● Task details: A single number is the answer here: how many lines of the entries contain "Yonge"?

● Entries:
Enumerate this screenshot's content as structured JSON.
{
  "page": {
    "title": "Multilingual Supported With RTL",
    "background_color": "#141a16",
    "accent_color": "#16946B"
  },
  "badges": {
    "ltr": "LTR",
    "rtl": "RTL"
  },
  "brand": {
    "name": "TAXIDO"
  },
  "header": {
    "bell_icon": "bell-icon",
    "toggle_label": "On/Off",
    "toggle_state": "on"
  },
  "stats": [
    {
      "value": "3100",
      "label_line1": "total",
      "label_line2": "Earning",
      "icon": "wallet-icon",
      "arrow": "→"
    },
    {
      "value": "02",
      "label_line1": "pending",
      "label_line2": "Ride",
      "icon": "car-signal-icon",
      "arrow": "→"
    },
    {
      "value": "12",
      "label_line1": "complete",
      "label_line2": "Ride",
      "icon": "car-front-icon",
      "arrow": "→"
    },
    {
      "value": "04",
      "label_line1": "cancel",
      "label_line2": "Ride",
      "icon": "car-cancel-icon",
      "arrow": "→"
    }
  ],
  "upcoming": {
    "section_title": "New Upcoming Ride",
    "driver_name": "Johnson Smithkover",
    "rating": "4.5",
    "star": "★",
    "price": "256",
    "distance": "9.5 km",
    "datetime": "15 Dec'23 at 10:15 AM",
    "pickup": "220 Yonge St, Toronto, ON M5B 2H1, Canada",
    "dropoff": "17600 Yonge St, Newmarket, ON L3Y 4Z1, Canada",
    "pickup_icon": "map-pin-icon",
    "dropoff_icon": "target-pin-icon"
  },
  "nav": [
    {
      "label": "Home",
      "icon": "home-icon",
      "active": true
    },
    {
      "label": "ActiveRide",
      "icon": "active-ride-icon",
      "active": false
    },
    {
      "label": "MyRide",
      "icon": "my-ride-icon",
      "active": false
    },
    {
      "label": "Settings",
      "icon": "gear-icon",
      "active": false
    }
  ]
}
* * *
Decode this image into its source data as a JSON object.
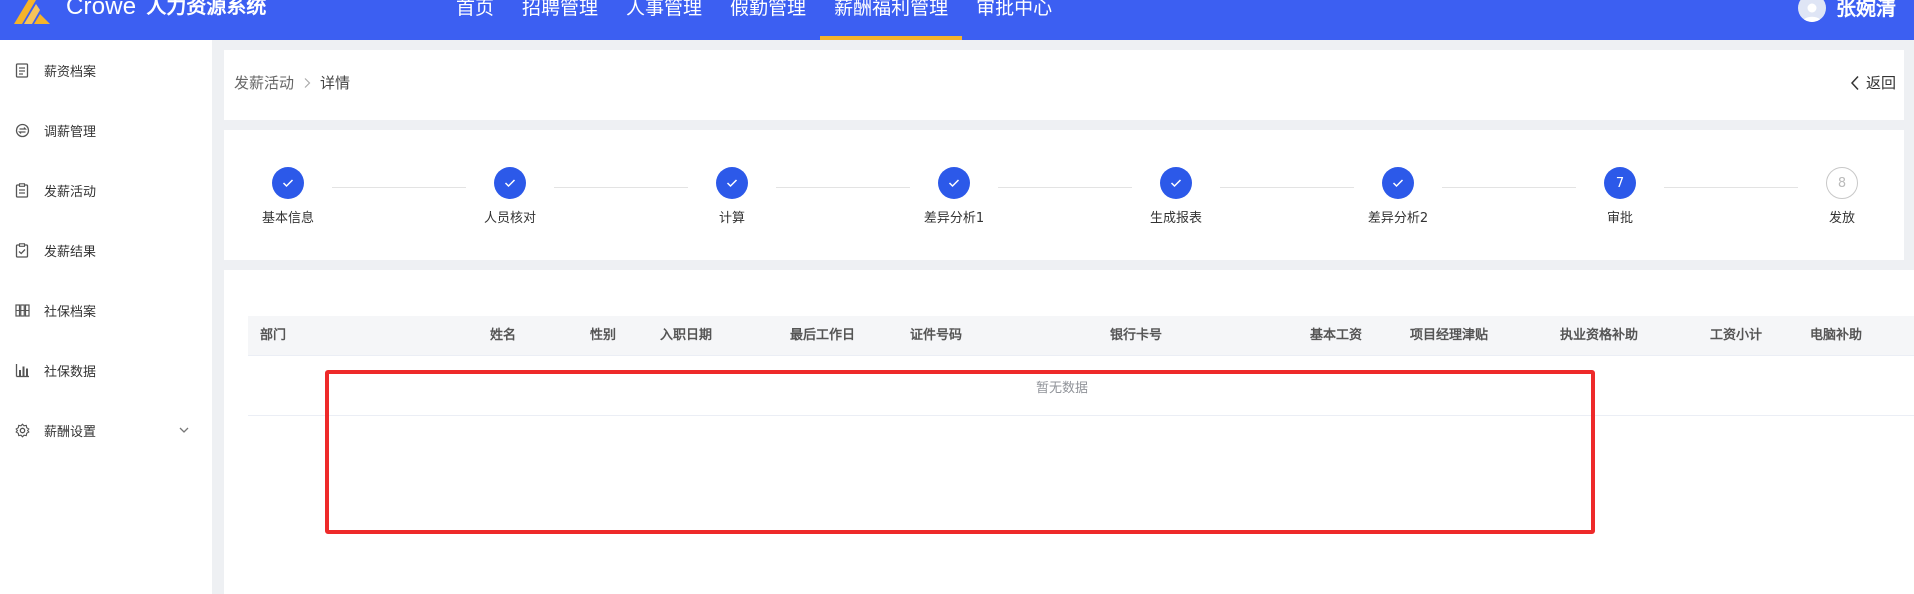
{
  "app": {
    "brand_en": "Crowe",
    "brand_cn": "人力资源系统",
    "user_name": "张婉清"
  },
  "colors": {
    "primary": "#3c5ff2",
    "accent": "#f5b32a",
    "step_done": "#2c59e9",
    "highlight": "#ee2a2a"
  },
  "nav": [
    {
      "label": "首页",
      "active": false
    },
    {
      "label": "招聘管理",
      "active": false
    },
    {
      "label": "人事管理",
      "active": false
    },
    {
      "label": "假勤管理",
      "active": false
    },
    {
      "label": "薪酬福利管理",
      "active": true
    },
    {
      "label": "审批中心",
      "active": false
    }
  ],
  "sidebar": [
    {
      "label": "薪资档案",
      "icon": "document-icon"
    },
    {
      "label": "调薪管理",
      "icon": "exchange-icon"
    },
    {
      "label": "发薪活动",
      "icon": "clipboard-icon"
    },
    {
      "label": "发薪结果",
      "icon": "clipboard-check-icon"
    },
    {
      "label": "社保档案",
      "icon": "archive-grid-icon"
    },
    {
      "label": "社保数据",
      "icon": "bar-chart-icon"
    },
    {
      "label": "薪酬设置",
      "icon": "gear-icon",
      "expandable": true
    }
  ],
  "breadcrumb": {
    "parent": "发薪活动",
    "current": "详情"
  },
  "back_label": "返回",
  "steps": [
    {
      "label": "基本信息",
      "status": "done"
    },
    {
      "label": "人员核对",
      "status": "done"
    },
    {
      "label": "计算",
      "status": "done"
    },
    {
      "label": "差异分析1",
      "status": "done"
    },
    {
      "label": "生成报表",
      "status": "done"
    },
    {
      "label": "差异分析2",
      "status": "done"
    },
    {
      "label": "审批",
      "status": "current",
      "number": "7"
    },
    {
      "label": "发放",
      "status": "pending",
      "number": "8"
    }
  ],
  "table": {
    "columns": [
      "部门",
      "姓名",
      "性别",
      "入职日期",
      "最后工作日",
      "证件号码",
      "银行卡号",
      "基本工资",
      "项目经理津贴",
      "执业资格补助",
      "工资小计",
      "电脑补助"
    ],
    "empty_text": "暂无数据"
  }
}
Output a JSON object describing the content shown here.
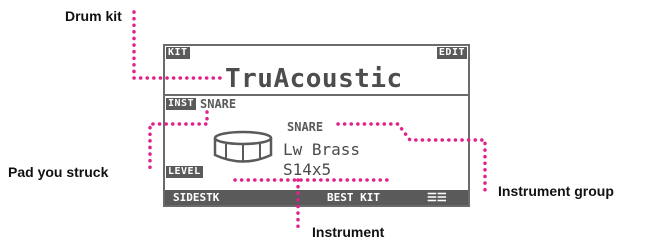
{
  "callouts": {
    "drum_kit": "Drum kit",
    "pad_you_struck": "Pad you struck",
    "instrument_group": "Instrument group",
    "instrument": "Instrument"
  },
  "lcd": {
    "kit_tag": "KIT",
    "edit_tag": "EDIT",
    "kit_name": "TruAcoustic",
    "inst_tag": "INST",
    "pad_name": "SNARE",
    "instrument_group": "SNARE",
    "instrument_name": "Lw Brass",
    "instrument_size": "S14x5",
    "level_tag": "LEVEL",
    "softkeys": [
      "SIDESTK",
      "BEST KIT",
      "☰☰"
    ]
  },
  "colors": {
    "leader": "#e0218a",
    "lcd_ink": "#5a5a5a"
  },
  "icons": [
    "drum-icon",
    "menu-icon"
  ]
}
...
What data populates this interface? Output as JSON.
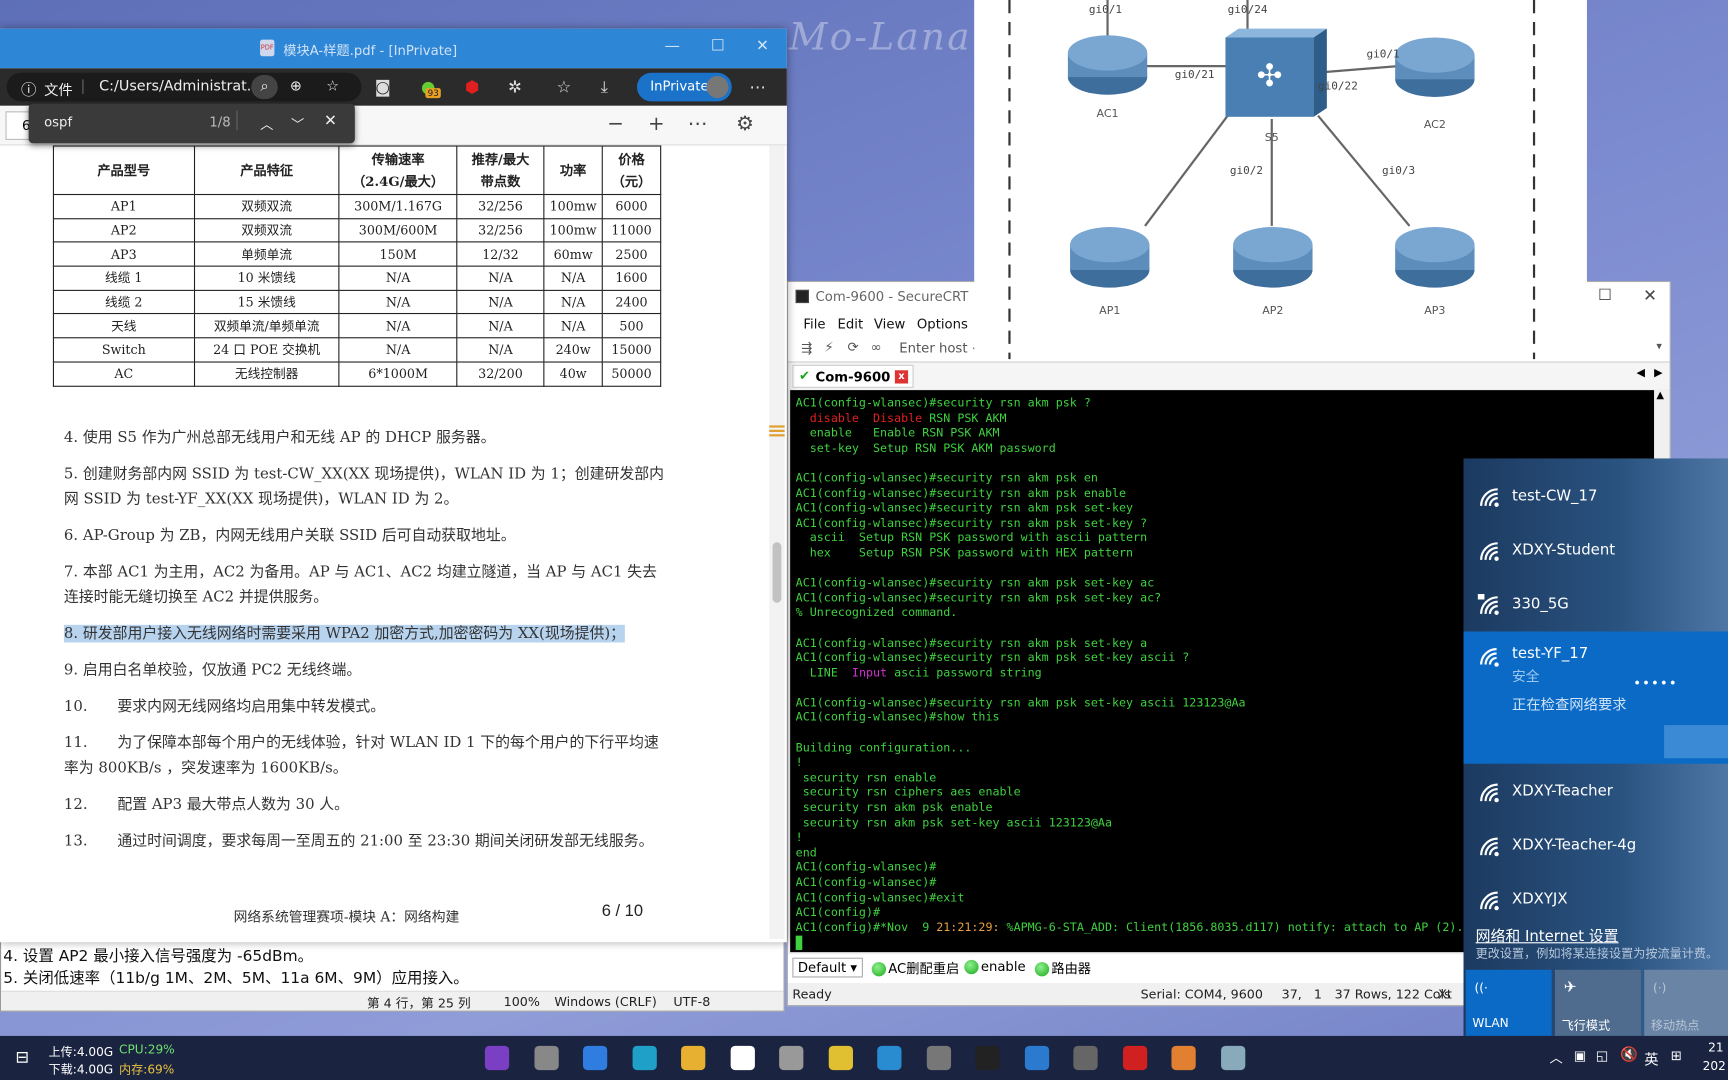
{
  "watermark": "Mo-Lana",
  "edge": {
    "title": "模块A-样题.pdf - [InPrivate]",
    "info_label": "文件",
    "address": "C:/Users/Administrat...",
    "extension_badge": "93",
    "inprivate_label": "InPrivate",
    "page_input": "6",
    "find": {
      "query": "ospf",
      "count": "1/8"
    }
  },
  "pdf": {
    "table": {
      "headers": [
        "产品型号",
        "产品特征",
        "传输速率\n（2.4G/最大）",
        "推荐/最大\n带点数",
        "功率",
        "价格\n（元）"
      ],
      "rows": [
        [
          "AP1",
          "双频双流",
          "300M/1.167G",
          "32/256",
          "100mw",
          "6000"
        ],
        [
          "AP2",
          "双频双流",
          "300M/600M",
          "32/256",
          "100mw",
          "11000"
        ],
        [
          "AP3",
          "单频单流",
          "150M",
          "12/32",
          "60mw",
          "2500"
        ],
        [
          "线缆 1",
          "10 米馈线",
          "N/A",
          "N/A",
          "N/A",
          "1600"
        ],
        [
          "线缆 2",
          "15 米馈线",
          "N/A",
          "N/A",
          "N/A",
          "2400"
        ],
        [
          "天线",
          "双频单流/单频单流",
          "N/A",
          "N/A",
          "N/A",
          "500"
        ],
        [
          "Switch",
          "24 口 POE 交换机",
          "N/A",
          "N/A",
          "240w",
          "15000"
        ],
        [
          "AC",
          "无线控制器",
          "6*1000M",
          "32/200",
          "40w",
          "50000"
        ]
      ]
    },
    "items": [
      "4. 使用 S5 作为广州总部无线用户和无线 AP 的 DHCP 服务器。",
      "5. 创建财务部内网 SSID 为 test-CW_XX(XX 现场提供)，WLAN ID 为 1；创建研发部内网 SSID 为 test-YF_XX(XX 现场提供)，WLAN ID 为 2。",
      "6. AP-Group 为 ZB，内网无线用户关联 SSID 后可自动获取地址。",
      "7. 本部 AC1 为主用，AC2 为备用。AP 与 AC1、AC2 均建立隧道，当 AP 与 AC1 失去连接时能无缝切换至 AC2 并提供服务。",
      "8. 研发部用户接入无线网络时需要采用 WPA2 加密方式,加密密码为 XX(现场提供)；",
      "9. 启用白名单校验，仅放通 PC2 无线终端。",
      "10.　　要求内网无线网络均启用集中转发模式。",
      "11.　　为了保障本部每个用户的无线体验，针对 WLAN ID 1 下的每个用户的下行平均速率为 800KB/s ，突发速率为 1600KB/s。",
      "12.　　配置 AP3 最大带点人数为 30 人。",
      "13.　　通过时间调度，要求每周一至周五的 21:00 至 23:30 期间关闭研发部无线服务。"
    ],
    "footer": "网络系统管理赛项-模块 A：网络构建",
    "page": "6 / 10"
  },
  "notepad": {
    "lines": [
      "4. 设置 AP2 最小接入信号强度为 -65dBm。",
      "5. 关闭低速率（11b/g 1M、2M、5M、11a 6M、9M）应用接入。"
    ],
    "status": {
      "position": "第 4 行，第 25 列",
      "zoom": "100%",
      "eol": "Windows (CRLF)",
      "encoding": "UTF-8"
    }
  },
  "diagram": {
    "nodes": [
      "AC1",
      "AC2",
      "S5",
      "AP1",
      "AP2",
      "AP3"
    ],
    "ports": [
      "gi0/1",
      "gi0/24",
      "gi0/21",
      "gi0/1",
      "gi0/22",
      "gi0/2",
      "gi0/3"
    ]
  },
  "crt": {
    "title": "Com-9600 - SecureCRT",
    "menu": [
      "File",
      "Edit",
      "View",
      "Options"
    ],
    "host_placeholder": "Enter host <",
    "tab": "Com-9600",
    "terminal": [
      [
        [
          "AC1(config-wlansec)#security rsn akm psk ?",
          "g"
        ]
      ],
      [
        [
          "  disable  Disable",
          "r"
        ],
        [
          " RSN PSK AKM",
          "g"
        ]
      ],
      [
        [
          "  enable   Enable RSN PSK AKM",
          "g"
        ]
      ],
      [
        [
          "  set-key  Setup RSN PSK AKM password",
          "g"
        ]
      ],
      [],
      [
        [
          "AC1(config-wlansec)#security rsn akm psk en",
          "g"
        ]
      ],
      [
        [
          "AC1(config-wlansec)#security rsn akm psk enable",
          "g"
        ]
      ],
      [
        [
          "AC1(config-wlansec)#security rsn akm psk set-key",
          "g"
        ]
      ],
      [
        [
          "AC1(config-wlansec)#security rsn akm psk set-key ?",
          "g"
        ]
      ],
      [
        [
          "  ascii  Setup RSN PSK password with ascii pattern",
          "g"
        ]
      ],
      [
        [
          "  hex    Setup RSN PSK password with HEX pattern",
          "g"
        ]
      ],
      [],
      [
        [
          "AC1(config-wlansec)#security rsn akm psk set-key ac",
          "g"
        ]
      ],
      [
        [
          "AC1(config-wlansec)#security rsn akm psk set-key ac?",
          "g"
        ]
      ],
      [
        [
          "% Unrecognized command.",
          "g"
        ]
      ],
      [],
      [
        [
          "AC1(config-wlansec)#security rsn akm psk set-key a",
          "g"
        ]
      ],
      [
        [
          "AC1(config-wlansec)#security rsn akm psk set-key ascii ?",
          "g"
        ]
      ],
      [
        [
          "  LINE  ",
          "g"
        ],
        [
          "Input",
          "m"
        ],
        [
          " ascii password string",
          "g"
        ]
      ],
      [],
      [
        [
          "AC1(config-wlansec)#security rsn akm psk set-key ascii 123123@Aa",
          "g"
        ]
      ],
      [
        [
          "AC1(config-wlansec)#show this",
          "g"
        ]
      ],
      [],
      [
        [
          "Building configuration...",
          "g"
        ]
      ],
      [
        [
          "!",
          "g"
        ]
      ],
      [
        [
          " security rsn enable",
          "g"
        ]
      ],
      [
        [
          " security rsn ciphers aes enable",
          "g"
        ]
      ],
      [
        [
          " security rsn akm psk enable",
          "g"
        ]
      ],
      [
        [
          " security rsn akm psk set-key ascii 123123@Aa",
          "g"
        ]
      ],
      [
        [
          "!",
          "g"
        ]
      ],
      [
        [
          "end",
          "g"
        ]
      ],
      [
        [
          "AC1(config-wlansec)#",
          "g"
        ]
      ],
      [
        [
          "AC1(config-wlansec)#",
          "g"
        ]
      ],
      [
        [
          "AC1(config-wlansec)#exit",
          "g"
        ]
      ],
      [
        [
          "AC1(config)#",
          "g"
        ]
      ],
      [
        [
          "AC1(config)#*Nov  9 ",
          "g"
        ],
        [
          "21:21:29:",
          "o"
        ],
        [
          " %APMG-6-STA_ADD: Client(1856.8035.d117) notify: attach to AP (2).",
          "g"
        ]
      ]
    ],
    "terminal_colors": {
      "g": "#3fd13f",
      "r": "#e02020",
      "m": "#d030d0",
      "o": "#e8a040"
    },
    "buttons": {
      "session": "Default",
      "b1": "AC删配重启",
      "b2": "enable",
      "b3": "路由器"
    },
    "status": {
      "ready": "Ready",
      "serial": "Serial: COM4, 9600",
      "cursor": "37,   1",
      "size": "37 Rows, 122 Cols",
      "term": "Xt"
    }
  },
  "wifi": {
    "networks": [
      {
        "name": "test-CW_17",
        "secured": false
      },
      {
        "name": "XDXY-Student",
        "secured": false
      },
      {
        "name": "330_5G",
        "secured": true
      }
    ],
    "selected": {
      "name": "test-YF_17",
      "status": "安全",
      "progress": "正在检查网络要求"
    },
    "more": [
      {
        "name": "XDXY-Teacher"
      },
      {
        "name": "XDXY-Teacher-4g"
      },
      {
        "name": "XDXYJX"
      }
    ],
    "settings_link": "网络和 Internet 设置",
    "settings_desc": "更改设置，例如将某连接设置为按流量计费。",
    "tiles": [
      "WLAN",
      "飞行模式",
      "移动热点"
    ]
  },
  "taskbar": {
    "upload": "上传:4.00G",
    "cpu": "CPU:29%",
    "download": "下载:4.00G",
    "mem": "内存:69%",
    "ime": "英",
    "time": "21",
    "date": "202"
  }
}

● Result of the task: 2